WHAT IS NEEDED
All of the material below is to be retyped exactly.

RECORDS SUPPLIED
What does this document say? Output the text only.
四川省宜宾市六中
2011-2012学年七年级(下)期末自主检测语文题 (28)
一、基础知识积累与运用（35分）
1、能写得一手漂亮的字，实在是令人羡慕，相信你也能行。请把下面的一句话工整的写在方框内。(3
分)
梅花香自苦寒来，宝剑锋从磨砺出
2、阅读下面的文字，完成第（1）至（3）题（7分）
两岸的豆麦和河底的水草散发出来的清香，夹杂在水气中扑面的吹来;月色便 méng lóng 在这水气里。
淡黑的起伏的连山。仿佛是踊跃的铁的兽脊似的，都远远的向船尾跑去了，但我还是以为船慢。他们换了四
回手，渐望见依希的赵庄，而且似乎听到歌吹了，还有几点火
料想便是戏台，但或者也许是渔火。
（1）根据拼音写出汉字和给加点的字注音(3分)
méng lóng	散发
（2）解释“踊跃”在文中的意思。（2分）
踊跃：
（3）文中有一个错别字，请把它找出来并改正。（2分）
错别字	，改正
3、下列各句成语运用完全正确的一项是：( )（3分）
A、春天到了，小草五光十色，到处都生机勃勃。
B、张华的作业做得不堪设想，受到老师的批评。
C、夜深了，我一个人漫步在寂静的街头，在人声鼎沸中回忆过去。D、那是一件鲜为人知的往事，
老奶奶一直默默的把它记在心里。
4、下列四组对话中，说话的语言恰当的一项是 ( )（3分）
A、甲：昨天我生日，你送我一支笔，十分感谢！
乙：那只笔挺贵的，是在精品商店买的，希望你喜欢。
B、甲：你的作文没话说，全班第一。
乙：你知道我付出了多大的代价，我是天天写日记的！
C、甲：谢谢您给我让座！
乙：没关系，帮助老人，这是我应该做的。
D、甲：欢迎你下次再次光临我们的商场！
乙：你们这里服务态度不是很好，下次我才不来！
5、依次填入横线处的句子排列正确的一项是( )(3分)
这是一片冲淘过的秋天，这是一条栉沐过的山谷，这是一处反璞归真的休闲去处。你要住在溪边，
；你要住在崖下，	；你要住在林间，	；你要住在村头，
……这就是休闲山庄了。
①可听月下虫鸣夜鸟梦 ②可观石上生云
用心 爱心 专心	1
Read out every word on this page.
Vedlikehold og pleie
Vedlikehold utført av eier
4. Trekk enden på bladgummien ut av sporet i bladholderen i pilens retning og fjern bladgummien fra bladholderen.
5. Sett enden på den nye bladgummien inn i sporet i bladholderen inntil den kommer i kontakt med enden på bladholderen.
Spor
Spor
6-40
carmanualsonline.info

THE COMPLETED TASK
What does this document say? Output the text only.
四川省宜宾市六中
2011-2012学年七年级(下)期末自主检测语文题 (28)
一、基础知识积累与运用（35分）
1、能写得一手漂亮的字，实在是令人羡慕，相信你也能行。请把下面的一句话工整的写在方框内。(3
分)
梅花香自苦寒来，宝剑锋从磨砺出
2、阅读下面的文字，完成第（1）至（3）题（7分）
两岸的豆麦和河底的水草散发出来的清香，夹杂在水气中扑面的吹来;月色便 méng lóng 在这水气里。
淡黑的起伏的连山。仿佛是踊跃的铁的兽脊似的，都远远的向船尾跑去了，但我还是以为船慢。他们换了四
回手，渐望见依希的赵庄，而且似乎听到歌吹了，还有几点火
料想便是戏台，但或者也许是渔火。
（1）根据拼音写出汉字和给加点的字注音(3分)
méng lóng	散发
（2）解释“踊跃”在文中的意思。（2分）
踊跃：
（3）文中有一个错别字，请把它找出来并改正。（2分）
错别字	，改正
3、下列各句成语运用完全正确的一项是：( )（3分）
A、春天到了，小草五光十色，到处都生机勃勃。
B、张华的作业做得不堪设想，受到老师的批评。
C、夜深了，我一个人漫步在寂静的街头，在人声鼎沸中回忆过去。D、那是一件鲜为人知的往事，
老奶奶一直默默的把它记在心里。
4、下列四组对话中，说话的语言恰当的一项是 ( )（3分）
A、甲：昨天我生日，你送我一支笔，十分感谢！
乙：那只笔挺贵的，是在精品商店买的，希望你喜欢。
B、甲：你的作文没话说，全班第一。
乙：你知道我付出了多大的代价，我是天天写日记的！
C、甲：谢谢您给我让座！
乙：没关系，帮助老人，这是我应该做的。
D、甲：欢迎你下次再次光临我们的商场！
乙：你们这里服务态度不是很好，下次我才不来！
5、依次填入横线处的句子排列正确的一项是( )(3分)
这是一片冲淘过的秋天，这是一条栉沐过的山谷，这是一处反璞归真的休闲去处。你要住在溪边，
；你要住在崖下，	；你要住在林间，	；你要住在村头，
……这就是休闲山庄了。
①可听月下虫鸣夜鸟梦 ②可观石上生云
用心 爱心 专心	1
Read out every word on this page.
Vedlikehold og pleie
Vedlikehold utført av eier
4. Trekk enden på bladgummien ut av sporet i bladholderen i pilens retning og fjern bladgummien fra bladholderen.
5. Sett enden på den nye bladgummien inn i sporet i bladholderen inntil den kommer i kontakt med enden på bladholderen.
Spor
Spor
6-40
carmanualsonline.info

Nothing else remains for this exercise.